++++ RAW RECORDS ++++
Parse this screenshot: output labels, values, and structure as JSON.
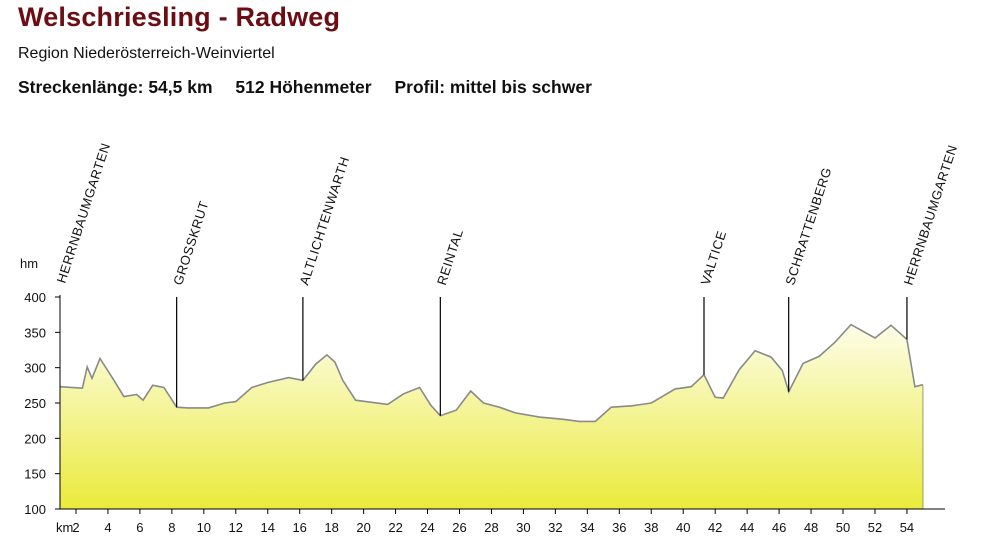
{
  "title": "Welschriesling - Radweg",
  "region": "Region Niederösterreich-Weinviertel",
  "stats": {
    "length": "Streckenlänge: 54,5 km",
    "elevation": "512 Höhenmeter",
    "profile": "Profil: mittel bis schwer"
  },
  "colors": {
    "title": "#6b0d12",
    "fill_top": "#fdfde8",
    "fill_bottom": "#eaea3c",
    "outline": "#8a8a8a",
    "axis": "#000000"
  },
  "chart_data": {
    "type": "area",
    "ylabel": "hm",
    "xlabel": "km",
    "xlim": [
      1,
      55
    ],
    "ylim": [
      100,
      400
    ],
    "yticks": [
      100,
      150,
      200,
      250,
      300,
      350,
      400
    ],
    "xticks": [
      2,
      4,
      6,
      8,
      10,
      12,
      14,
      16,
      18,
      20,
      22,
      24,
      26,
      28,
      30,
      32,
      34,
      36,
      38,
      40,
      42,
      44,
      46,
      48,
      50,
      52,
      54
    ],
    "grid": false,
    "legend": "none",
    "x": [
      1.0,
      2.4,
      2.7,
      3.0,
      3.5,
      4.3,
      5.0,
      5.8,
      6.2,
      6.8,
      7.5,
      8.3,
      9.0,
      10.3,
      11.3,
      12.0,
      13.0,
      14.0,
      15.3,
      16.2,
      17.0,
      17.7,
      18.2,
      18.7,
      19.5,
      20.5,
      21.5,
      22.5,
      23.5,
      24.2,
      24.8,
      25.8,
      26.7,
      27.5,
      28.5,
      29.5,
      31.0,
      32.5,
      33.5,
      34.5,
      35.5,
      36.8,
      38.0,
      39.5,
      40.5,
      41.3,
      42.0,
      42.5,
      43.5,
      44.5,
      45.5,
      46.2,
      46.6,
      47.5,
      48.5,
      49.5,
      50.5,
      52.0,
      53.0,
      54.0,
      54.5,
      55.0
    ],
    "y": [
      273,
      271,
      301,
      285,
      313,
      285,
      259,
      262,
      254,
      275,
      272,
      244,
      243,
      243,
      250,
      252,
      272,
      279,
      286,
      282,
      305,
      318,
      308,
      282,
      254,
      251,
      248,
      263,
      272,
      247,
      232,
      240,
      267,
      250,
      244,
      236,
      230,
      227,
      224,
      224,
      244,
      246,
      250,
      270,
      273,
      290,
      258,
      257,
      297,
      324,
      315,
      296,
      266,
      306,
      316,
      336,
      361,
      342,
      360,
      340,
      273,
      276
    ],
    "waypoints": [
      {
        "name": "HERRNBAUMGARTEN",
        "km": 1.0
      },
      {
        "name": "GROSSKRUT",
        "km": 8.3
      },
      {
        "name": "ALTLICHTENWARTH",
        "km": 16.2
      },
      {
        "name": "REINTAL",
        "km": 24.8
      },
      {
        "name": "VALTICE",
        "km": 41.3
      },
      {
        "name": "SCHRATTENBERG",
        "km": 46.6
      },
      {
        "name": "HERRNBAUMGARTEN",
        "km": 54.0
      }
    ]
  }
}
++++
▸ **TASK TO CARRY OUT**
Look through the entries and find each line that has the string "name". Copy those lines.

▸ **RESULT FOR THIS TASK**
        "name": "HERRNBAUMGARTEN",
        "name": "GROSSKRUT",
        "name": "ALTLICHTENWARTH",
        "name": "REINTAL",
        "name": "VALTICE",
        "name": "SCHRATTENBERG",
        "name": "HERRNBAUMGARTEN",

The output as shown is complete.